(Data items)
● ● ● ●

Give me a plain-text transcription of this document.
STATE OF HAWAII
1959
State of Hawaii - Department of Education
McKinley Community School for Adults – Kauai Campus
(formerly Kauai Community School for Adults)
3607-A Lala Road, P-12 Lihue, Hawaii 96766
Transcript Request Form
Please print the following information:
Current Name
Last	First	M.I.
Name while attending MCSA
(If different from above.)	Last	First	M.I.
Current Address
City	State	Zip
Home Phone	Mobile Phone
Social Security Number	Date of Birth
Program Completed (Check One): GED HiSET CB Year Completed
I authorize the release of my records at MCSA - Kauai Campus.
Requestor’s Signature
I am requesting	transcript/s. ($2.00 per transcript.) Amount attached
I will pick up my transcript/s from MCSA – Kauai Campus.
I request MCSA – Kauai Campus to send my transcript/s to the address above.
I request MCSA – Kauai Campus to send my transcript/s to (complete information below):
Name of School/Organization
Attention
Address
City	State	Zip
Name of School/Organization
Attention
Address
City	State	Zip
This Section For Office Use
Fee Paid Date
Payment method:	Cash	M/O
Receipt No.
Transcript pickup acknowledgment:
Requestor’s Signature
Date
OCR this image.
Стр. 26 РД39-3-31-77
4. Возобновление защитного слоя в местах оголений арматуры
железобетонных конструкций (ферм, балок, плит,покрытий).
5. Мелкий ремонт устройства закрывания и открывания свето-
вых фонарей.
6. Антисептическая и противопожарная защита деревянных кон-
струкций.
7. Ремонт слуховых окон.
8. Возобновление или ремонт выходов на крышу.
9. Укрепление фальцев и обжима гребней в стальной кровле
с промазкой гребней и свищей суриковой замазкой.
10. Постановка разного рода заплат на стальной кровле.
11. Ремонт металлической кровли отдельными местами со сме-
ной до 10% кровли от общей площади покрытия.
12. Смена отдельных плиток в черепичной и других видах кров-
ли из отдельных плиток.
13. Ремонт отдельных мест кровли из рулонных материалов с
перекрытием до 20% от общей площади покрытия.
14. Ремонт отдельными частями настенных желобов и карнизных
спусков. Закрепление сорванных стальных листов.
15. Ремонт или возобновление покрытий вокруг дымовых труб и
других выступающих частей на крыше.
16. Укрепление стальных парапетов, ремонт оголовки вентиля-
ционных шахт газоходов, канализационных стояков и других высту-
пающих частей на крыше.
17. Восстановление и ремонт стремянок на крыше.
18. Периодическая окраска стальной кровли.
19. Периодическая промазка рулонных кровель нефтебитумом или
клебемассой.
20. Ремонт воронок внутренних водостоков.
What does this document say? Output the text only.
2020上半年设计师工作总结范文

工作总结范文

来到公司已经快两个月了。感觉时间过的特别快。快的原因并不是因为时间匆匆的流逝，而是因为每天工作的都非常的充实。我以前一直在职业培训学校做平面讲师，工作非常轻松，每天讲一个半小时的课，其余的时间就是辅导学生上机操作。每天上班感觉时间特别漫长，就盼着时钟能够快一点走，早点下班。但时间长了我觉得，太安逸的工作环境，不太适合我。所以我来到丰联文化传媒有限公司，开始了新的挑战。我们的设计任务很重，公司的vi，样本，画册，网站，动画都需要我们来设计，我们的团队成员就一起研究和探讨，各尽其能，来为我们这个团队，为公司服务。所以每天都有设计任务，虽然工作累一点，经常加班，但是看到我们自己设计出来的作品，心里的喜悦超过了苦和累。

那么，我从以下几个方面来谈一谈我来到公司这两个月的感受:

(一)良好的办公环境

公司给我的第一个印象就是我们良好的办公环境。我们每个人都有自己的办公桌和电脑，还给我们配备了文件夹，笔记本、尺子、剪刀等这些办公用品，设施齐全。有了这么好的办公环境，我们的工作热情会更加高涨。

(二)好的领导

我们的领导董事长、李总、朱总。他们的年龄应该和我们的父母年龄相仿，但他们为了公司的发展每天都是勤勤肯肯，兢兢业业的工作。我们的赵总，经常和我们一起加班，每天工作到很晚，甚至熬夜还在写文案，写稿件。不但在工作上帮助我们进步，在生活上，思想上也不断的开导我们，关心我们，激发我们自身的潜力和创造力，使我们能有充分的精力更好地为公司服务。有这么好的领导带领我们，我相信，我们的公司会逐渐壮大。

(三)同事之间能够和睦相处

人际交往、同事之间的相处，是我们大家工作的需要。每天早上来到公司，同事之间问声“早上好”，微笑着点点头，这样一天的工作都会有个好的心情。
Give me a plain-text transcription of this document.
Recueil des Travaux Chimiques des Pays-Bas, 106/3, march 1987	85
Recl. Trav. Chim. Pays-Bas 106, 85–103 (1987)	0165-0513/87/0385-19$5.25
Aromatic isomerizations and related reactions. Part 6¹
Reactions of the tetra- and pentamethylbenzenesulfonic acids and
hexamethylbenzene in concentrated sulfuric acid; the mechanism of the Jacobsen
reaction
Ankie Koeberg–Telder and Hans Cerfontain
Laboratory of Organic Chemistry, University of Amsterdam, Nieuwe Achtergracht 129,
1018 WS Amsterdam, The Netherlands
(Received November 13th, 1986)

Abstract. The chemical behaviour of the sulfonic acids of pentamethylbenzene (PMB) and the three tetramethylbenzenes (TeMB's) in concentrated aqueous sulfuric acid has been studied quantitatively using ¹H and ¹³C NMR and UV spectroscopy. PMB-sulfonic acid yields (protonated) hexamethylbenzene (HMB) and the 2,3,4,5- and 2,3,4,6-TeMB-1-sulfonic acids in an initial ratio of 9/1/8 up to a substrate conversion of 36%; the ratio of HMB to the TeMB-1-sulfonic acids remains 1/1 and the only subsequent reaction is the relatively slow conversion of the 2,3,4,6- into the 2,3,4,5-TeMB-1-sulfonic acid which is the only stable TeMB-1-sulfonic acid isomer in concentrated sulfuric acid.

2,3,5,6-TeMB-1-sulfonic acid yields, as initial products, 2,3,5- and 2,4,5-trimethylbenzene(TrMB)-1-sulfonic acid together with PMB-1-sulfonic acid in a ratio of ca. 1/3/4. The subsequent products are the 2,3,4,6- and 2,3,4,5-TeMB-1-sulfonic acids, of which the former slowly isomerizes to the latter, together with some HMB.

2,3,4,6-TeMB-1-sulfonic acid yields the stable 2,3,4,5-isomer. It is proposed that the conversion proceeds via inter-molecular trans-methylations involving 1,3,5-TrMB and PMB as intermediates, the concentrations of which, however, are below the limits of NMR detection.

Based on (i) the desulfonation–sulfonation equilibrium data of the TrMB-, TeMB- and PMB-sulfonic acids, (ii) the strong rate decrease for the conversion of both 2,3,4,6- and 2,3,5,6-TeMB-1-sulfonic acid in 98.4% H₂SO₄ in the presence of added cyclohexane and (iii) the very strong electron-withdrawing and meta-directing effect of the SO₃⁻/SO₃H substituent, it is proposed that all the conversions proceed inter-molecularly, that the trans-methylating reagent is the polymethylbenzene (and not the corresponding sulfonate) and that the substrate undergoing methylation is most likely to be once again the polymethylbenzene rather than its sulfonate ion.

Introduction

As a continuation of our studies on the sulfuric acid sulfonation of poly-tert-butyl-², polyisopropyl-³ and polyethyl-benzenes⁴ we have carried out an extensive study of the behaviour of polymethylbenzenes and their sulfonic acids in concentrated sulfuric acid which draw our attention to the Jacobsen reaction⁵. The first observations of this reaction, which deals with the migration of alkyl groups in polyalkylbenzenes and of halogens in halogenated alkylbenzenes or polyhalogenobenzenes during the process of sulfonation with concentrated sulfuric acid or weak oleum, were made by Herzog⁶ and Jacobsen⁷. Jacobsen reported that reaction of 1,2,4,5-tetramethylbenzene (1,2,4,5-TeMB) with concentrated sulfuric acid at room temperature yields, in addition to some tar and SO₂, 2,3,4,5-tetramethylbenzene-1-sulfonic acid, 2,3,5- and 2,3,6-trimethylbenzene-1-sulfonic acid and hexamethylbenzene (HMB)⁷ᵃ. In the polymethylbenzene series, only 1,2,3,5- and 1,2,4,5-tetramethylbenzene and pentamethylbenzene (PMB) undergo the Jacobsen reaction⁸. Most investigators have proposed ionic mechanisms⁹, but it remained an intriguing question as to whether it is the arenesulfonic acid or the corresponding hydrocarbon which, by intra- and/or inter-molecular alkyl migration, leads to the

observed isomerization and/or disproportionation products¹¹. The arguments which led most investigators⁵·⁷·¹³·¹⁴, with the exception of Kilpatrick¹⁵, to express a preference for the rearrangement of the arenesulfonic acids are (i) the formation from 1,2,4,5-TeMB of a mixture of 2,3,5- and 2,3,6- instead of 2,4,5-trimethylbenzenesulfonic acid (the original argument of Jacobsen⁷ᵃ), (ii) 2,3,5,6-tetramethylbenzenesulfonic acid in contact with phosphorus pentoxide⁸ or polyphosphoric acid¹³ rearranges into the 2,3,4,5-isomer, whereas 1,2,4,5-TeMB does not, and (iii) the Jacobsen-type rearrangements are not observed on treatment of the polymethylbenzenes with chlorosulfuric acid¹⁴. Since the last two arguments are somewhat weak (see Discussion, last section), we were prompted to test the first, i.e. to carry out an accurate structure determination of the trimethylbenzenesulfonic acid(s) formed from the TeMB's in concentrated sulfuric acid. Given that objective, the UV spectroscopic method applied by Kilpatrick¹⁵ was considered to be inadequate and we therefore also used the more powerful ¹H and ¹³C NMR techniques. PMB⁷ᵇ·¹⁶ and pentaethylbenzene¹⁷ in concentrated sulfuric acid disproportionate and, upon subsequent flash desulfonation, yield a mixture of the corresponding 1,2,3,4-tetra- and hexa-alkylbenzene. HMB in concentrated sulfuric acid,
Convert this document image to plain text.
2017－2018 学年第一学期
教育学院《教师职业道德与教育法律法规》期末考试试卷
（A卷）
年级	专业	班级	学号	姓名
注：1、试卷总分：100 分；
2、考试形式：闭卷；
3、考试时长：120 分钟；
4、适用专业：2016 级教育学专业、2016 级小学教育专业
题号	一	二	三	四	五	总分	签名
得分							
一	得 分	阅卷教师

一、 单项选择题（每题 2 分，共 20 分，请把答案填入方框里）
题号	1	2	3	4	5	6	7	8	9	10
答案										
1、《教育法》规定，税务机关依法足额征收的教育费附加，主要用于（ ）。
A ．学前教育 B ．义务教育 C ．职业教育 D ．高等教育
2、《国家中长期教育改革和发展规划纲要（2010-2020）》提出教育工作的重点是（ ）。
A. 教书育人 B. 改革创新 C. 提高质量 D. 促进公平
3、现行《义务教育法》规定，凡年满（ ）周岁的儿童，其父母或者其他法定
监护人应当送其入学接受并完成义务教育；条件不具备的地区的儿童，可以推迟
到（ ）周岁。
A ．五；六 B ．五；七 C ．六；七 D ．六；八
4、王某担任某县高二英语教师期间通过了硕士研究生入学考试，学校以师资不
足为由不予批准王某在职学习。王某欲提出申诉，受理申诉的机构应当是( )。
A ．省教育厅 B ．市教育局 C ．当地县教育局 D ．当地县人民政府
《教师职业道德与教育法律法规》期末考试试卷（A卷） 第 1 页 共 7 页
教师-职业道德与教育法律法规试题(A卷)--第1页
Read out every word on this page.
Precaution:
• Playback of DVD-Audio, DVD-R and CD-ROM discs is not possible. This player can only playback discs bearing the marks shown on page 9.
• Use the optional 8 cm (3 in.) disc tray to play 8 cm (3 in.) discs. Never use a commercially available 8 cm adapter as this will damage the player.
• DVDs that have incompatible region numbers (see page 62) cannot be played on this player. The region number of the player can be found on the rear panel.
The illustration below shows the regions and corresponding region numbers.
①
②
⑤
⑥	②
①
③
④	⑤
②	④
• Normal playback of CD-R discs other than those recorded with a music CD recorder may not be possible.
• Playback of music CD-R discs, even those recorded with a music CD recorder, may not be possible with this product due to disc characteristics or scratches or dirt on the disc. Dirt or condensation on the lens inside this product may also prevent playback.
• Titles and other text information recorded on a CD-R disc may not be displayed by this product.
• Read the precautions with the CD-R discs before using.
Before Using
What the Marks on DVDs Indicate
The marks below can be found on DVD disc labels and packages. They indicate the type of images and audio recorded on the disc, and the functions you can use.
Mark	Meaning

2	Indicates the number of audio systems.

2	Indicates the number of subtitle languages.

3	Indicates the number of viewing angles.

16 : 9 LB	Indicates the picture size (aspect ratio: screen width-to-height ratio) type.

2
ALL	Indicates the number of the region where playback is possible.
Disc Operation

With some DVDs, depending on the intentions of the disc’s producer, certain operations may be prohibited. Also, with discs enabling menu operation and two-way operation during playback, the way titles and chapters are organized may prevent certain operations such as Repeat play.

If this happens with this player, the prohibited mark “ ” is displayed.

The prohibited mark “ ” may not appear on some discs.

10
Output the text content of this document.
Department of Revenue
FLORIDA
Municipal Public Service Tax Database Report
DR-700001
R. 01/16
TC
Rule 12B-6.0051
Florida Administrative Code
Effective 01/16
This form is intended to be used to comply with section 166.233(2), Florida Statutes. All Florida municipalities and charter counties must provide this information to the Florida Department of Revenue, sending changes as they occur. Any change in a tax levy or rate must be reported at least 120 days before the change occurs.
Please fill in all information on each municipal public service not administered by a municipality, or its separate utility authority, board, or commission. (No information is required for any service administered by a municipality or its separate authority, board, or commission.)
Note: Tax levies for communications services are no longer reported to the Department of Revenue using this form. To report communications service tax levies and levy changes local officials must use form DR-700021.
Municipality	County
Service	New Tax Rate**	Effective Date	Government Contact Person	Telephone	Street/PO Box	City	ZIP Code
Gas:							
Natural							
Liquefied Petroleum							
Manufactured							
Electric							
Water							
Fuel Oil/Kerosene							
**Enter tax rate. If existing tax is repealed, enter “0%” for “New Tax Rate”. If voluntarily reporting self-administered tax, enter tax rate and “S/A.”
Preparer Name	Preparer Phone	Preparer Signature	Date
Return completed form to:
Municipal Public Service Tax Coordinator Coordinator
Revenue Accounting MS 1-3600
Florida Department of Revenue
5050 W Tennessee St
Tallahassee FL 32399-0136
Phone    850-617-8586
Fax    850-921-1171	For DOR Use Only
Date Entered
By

● ● ● ●

Find each line holding the string "Amsterdam" and copy it out.

Written response
Laboratory of Organic Chemistry, University of Amsterdam, Nieuwe Achtergracht 129,
1018 WS Amsterdam, The Netherlands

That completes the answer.